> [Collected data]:
· · · ·

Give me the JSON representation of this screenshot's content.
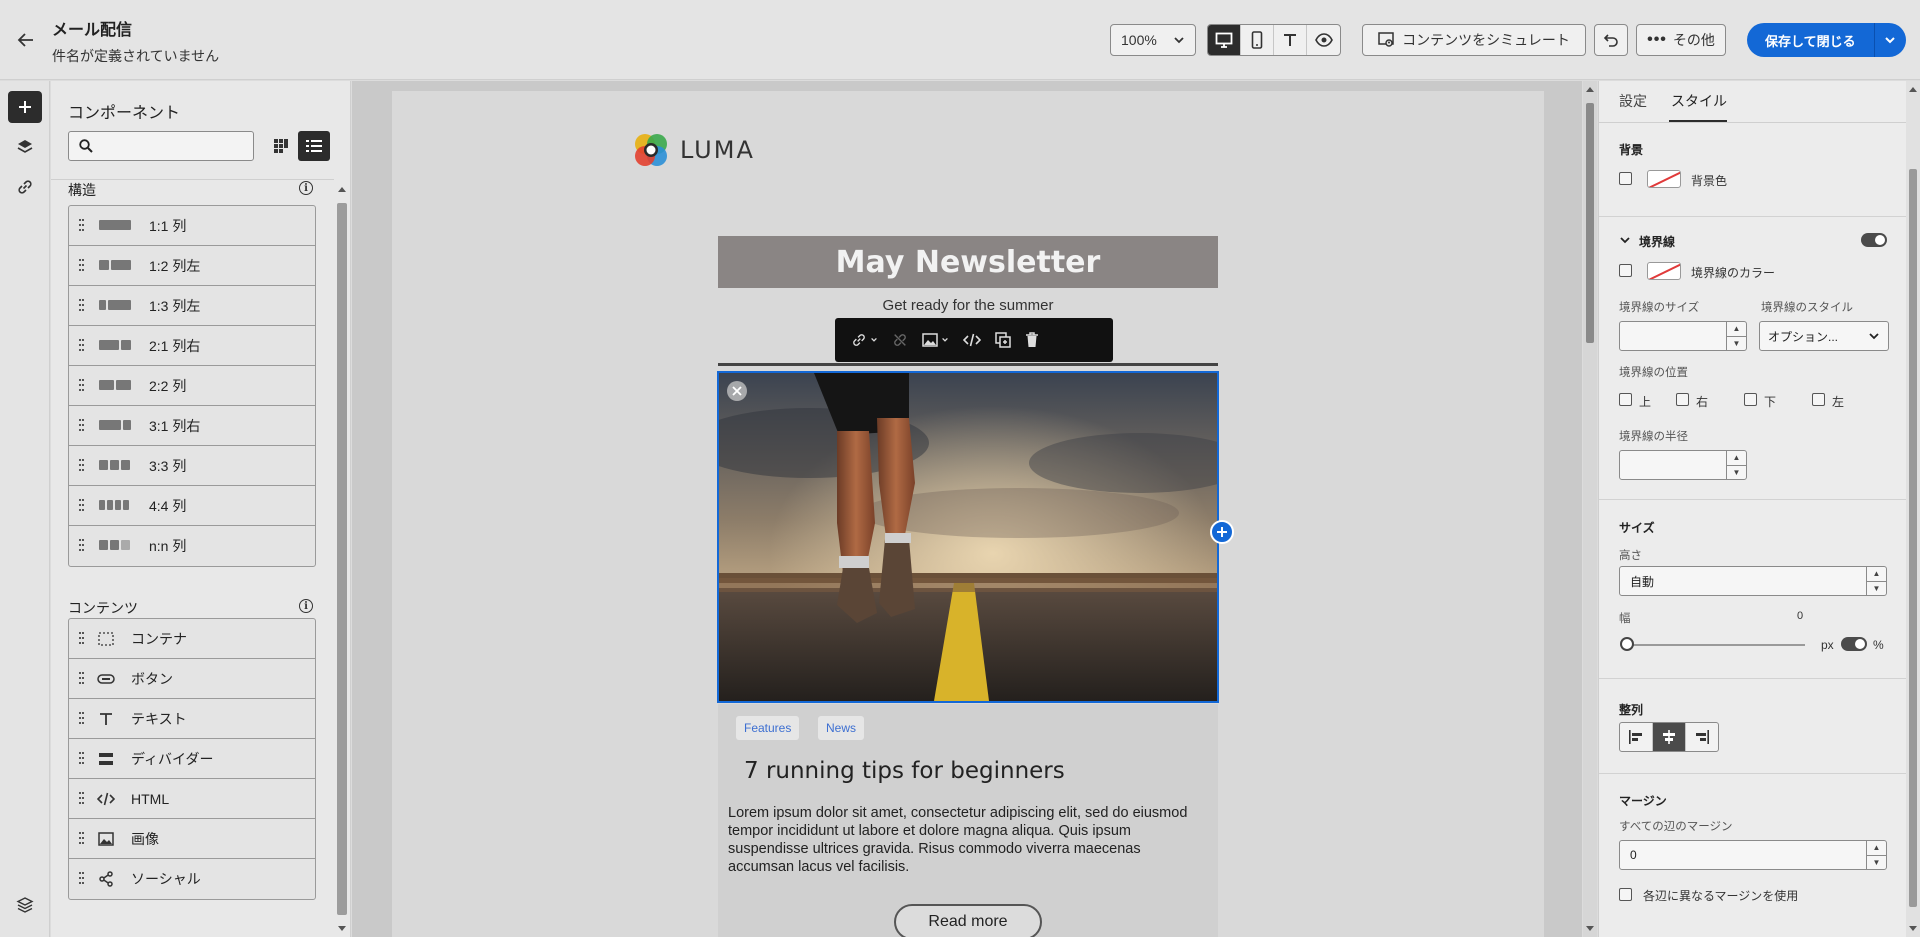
{
  "header": {
    "title": "メール配信",
    "subtitle": "件名が定義されていません",
    "zoom": "100%",
    "simulate_label": "コンテンツをシミュレート",
    "more_label": "その他",
    "save_label": "保存して閉じる"
  },
  "components": {
    "title": "コンポーネント",
    "search_placeholder": "",
    "structure_heading": "構造",
    "structure_items": [
      {
        "label": "1:1 列"
      },
      {
        "label": "1:2 列左"
      },
      {
        "label": "1:3 列左"
      },
      {
        "label": "2:1 列右"
      },
      {
        "label": "2:2 列"
      },
      {
        "label": "3:1 列右"
      },
      {
        "label": "3:3 列"
      },
      {
        "label": "4:4 列"
      },
      {
        "label": "n:n 列"
      }
    ],
    "content_heading": "コンテンツ",
    "content_items": [
      {
        "label": "コンテナ",
        "icon": "container-icon"
      },
      {
        "label": "ボタン",
        "icon": "button-icon"
      },
      {
        "label": "テキスト",
        "icon": "text-icon"
      },
      {
        "label": "ディバイダー",
        "icon": "divider-icon"
      },
      {
        "label": "HTML",
        "icon": "code-icon"
      },
      {
        "label": "画像",
        "icon": "image-icon"
      },
      {
        "label": "ソーシャル",
        "icon": "share-icon"
      }
    ]
  },
  "email": {
    "logo_text": "LUMA",
    "banner_title": "May Newsletter",
    "banner_subtitle": "Get ready for the summer",
    "tags": [
      "Features",
      "News"
    ],
    "article_title": "7 running tips for beginners",
    "article_body": "Lorem ipsum dolor sit amet, consectetur adipiscing elit, sed do eiusmod tempor incididunt ut labore et dolore magna aliqua. Quis ipsum suspendisse ultrices gravida. Risus commodo viverra maecenas accumsan lacus vel facilisis.",
    "read_more": "Read more"
  },
  "properties": {
    "tabs": [
      "設定",
      "スタイル"
    ],
    "active_tab": "スタイル",
    "background": {
      "heading": "背景",
      "color_label": "背景色"
    },
    "border": {
      "heading": "境界線",
      "enabled": true,
      "color_label": "境界線のカラー",
      "size_label": "境界線のサイズ",
      "size_value": "",
      "style_label": "境界線のスタイル",
      "style_value": "オプション...",
      "position_label": "境界線の位置",
      "positions": [
        "上",
        "右",
        "下",
        "左"
      ],
      "radius_label": "境界線の半径",
      "radius_value": ""
    },
    "size": {
      "heading": "サイズ",
      "height_label": "高さ",
      "height_value": "自動",
      "width_label": "幅",
      "width_value": "0",
      "unit_px": "px",
      "unit_percent": "%"
    },
    "alignment": {
      "heading": "整列",
      "active": "center"
    },
    "margin": {
      "heading": "マージン",
      "all_label": "すべての辺のマージン",
      "all_value": "0",
      "different_label": "各辺に異なるマージンを使用"
    }
  },
  "colors": {
    "accent": "#1368d6",
    "dark": "#2c2c2c"
  }
}
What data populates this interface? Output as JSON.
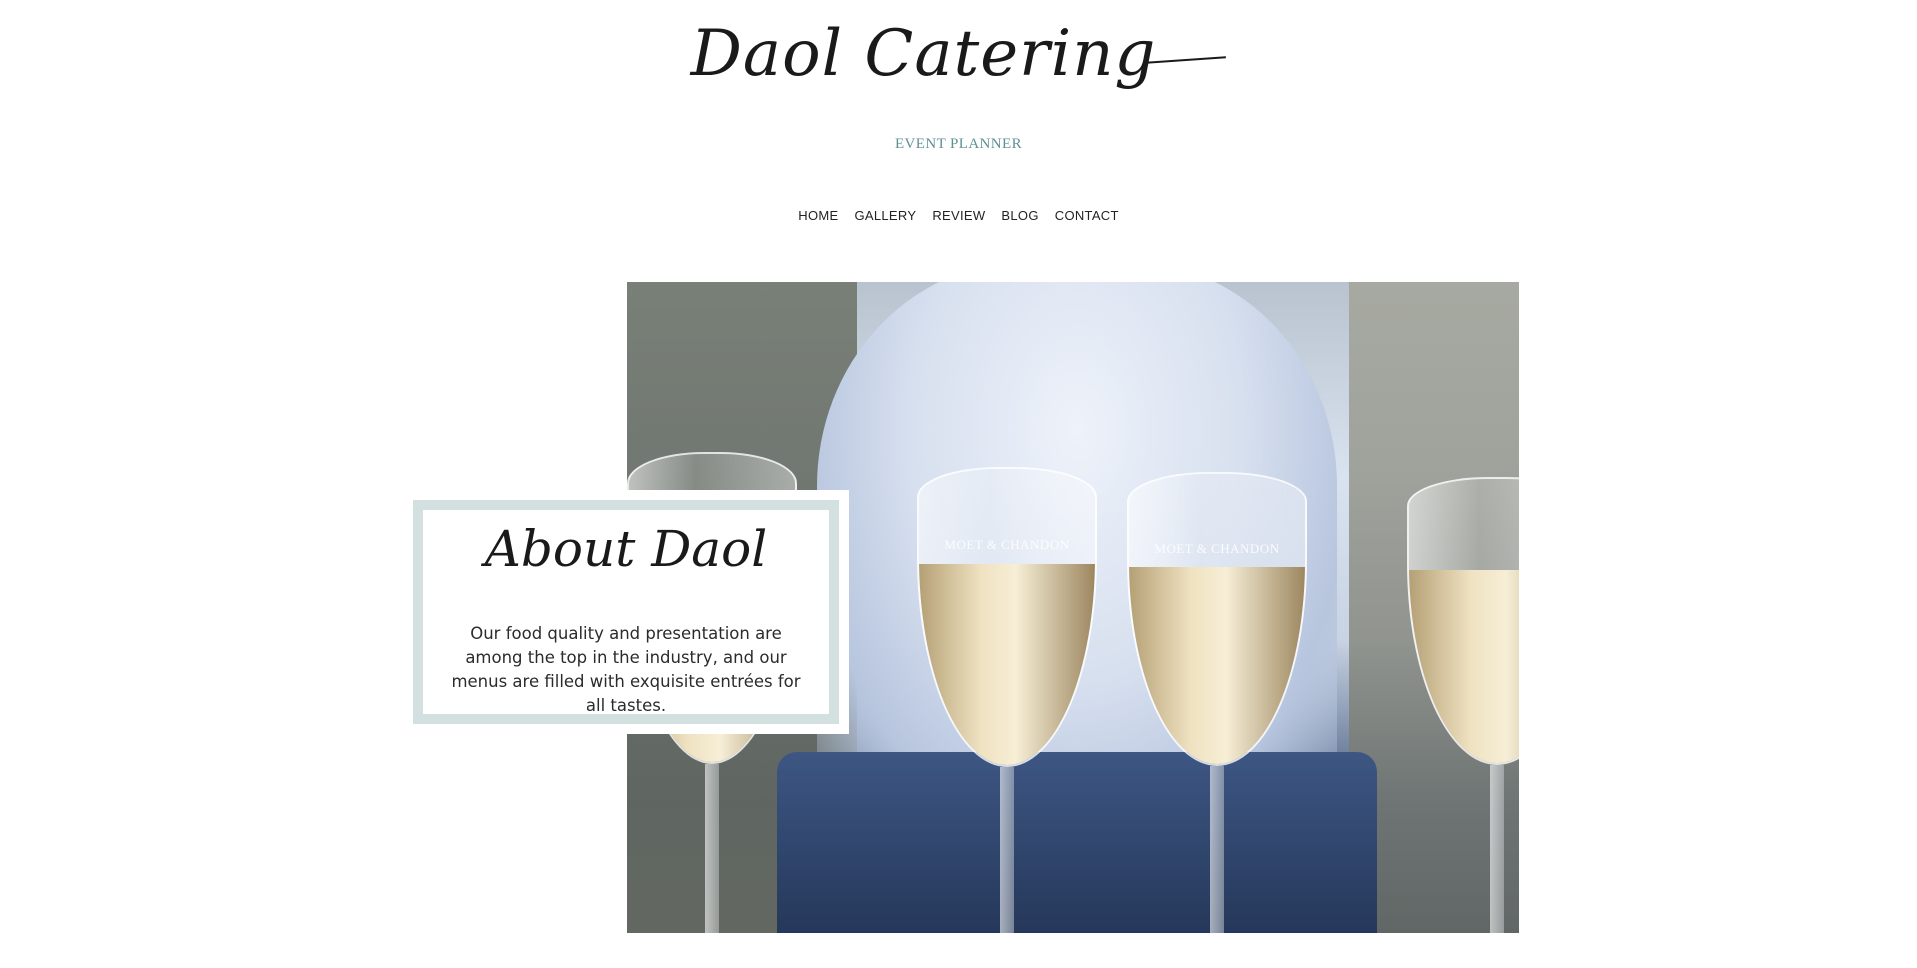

· · · ·

> [Exercise goal]:
Extract every line of the data exactly; pictures stay out.

> [Exercise result]:
Give me the JSON representation of this screenshot's content.
{
  "header": {
    "title": "メール配信",
    "subtitle": "件名が定義されていません",
    "zoom": "100%",
    "simulate_label": "コンテンツをシミュレート",
    "more_label": "その他",
    "save_label": "保存して閉じる"
  },
  "components": {
    "title": "コンポーネント",
    "search_placeholder": "",
    "structure_heading": "構造",
    "structure_items": [
      {
        "label": "1:1 列"
      },
      {
        "label": "1:2 列左"
      },
      {
        "label": "1:3 列左"
      },
      {
        "label": "2:1 列右"
      },
      {
        "label": "2:2 列"
      },
      {
        "label": "3:1 列右"
      },
      {
        "label": "3:3 列"
      },
      {
        "label": "4:4 列"
      },
      {
        "label": "n:n 列"
      }
    ],
    "content_heading": "コンテンツ",
    "content_items": [
      {
        "label": "コンテナ",
        "icon": "container-icon"
      },
      {
        "label": "ボタン",
        "icon": "button-icon"
      },
      {
        "label": "テキスト",
        "icon": "text-icon"
      },
      {
        "label": "ディバイダー",
        "icon": "divider-icon"
      },
      {
        "label": "HTML",
        "icon": "code-icon"
      },
      {
        "label": "画像",
        "icon": "image-icon"
      },
      {
        "label": "ソーシャル",
        "icon": "share-icon"
      }
    ]
  },
  "email": {
    "logo_text": "LUMA",
    "banner_title": "May Newsletter",
    "banner_subtitle": "Get ready for the summer",
    "tags": [
      "Features",
      "News"
    ],
    "article_title": "7 running tips for beginners",
    "article_body": "Lorem ipsum dolor sit amet, consectetur adipiscing elit, sed do eiusmod tempor incididunt ut labore et dolore magna aliqua. Quis ipsum suspendisse ultrices gravida. Risus commodo viverra maecenas accumsan lacus vel facilisis.",
    "read_more": "Read more"
  },
  "properties": {
    "tabs": [
      "設定",
      "スタイル"
    ],
    "active_tab": "スタイル",
    "background": {
      "heading": "背景",
      "color_label": "背景色"
    },
    "border": {
      "heading": "境界線",
      "enabled": true,
      "color_label": "境界線のカラー",
      "size_label": "境界線のサイズ",
      "size_value": "",
      "style_label": "境界線のスタイル",
      "style_value": "オプション...",
      "position_label": "境界線の位置",
      "positions": [
        "上",
        "右",
        "下",
        "左"
      ],
      "radius_label": "境界線の半径",
      "radius_value": ""
    },
    "size": {
      "heading": "サイズ",
      "height_label": "高さ",
      "height_value": "自動",
      "width_label": "幅",
      "width_value": "0",
      "unit_px": "px",
      "unit_percent": "%"
    },
    "alignment": {
      "heading": "整列",
      "active": "center"
    },
    "margin": {
      "heading": "マージン",
      "all_label": "すべての辺のマージン",
      "all_value": "0",
      "different_label": "各辺に異なるマージンを使用"
    }
  },
  "colors": {
    "accent": "#1368d6",
    "dark": "#2c2c2c"
  }
}
What data populates this interface? Output as JSON.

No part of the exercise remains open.